● **Work required**: Scan the records and identify every line in which the string "page" occurs, then return those lines.

● **Supplied data**:

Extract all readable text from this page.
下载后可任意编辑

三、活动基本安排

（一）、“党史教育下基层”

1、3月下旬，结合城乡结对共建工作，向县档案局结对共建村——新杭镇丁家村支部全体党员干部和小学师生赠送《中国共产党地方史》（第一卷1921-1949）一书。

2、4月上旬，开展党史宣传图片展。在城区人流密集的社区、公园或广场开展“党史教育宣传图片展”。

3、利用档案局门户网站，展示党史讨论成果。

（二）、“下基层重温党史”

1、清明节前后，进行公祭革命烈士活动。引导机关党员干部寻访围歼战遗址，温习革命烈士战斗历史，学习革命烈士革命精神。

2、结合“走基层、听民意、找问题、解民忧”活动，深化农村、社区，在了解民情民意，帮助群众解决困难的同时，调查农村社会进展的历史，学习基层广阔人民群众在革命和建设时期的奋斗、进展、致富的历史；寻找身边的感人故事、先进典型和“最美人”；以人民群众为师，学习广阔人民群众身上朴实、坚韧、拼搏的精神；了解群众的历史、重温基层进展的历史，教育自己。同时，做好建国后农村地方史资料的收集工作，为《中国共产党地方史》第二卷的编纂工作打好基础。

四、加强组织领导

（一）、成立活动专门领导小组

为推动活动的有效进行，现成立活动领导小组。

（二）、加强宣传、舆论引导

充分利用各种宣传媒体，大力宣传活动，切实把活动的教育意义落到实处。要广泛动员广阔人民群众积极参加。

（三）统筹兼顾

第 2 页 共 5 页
...
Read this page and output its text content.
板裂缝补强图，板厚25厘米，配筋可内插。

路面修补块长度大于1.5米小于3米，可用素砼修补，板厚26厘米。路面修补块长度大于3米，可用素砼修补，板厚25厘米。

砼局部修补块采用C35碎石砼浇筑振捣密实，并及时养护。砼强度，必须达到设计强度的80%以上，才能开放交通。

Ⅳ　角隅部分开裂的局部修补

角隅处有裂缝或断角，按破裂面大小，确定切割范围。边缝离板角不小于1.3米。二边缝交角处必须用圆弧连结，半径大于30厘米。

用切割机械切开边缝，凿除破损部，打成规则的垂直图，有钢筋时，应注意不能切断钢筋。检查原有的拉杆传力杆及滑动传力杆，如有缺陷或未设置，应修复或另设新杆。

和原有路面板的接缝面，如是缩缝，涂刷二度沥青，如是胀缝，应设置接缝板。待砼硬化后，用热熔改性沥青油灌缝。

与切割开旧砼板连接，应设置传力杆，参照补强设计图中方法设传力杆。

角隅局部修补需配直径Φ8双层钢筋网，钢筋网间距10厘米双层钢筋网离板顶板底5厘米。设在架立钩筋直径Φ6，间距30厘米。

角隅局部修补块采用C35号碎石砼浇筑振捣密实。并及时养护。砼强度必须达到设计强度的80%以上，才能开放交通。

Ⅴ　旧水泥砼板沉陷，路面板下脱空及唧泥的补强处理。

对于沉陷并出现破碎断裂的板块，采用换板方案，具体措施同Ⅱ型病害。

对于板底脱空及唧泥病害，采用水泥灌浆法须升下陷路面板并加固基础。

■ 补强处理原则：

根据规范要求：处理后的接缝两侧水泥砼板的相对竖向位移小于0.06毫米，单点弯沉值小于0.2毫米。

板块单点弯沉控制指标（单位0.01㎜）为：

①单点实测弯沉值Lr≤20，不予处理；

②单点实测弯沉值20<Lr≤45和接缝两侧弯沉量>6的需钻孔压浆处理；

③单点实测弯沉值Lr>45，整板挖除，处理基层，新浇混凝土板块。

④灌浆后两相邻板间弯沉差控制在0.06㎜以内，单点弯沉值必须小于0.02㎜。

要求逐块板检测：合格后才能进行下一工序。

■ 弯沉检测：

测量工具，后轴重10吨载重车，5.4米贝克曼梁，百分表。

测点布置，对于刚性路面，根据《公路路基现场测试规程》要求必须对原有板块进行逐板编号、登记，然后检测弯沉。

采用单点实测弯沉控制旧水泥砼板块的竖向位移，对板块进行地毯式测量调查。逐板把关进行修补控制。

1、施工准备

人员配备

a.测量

● **Final answer**:
Extract all readable text from this page.
Read this page and output its text content.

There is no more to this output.